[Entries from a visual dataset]
++++++++
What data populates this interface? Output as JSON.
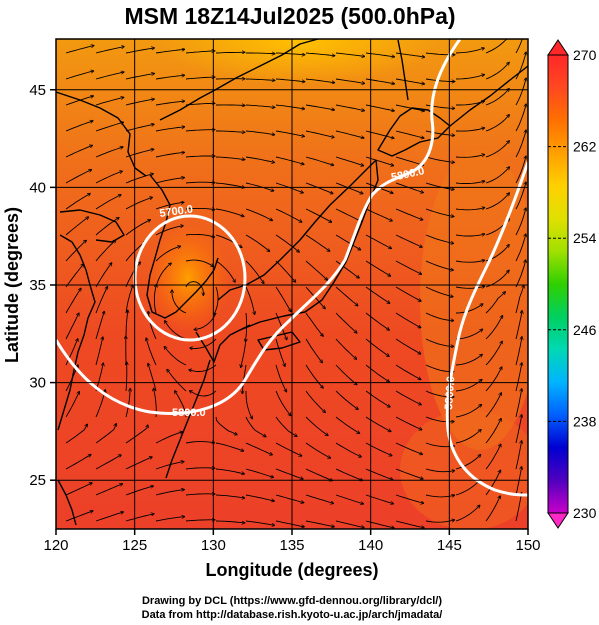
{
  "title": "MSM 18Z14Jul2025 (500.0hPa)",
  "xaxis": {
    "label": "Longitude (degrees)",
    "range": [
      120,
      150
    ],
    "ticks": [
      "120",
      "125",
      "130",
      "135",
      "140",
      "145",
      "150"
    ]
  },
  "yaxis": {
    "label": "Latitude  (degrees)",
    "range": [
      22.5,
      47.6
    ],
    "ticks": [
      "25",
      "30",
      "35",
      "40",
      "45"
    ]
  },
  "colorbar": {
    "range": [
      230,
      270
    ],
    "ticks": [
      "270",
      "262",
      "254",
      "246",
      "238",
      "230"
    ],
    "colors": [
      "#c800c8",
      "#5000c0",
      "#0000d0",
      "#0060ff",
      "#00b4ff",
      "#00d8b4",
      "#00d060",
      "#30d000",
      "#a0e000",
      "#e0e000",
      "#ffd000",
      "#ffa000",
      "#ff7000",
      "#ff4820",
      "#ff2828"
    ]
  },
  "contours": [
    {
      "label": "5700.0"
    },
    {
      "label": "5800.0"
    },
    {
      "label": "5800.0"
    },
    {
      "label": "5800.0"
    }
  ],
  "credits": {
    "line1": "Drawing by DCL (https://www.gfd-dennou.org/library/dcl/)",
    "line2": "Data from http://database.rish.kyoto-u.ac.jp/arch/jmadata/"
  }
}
++++++++
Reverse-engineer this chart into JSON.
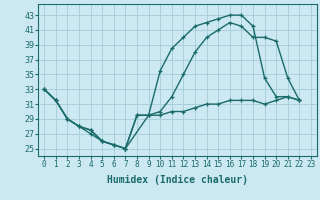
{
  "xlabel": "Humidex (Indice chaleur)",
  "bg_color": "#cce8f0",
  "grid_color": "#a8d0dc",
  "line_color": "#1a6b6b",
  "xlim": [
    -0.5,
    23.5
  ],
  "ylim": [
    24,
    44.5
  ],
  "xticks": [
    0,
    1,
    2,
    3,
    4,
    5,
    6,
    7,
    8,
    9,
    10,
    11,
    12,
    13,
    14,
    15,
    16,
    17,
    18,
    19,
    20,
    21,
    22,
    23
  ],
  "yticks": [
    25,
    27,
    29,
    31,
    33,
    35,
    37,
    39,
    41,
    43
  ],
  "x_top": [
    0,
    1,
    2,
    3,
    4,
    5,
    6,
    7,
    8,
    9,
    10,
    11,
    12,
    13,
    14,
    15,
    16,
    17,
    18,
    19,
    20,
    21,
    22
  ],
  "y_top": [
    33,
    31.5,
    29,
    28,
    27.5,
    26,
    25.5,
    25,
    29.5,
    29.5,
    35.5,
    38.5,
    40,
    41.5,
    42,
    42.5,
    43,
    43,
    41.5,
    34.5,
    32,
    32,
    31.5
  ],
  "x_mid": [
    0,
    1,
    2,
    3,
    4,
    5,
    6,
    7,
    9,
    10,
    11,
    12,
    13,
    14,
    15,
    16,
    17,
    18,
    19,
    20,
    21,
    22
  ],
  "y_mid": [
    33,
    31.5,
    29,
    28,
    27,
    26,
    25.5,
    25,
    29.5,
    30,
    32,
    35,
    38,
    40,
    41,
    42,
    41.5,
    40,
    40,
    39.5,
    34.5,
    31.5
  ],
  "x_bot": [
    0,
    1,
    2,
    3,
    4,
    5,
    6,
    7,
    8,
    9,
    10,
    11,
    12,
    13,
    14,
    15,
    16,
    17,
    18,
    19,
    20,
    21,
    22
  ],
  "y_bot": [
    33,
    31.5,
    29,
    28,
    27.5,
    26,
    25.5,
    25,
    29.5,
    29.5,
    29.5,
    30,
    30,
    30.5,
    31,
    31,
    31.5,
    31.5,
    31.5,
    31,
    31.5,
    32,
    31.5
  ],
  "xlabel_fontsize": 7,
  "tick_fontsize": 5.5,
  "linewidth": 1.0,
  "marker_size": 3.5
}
++++++++
◆ Exercise directions ◆
Extract from the material all lines containing the string "degrees".

◆ Response below ◆
    "label": "Longitude (degrees)",
    "label": "Latitude  (degrees)",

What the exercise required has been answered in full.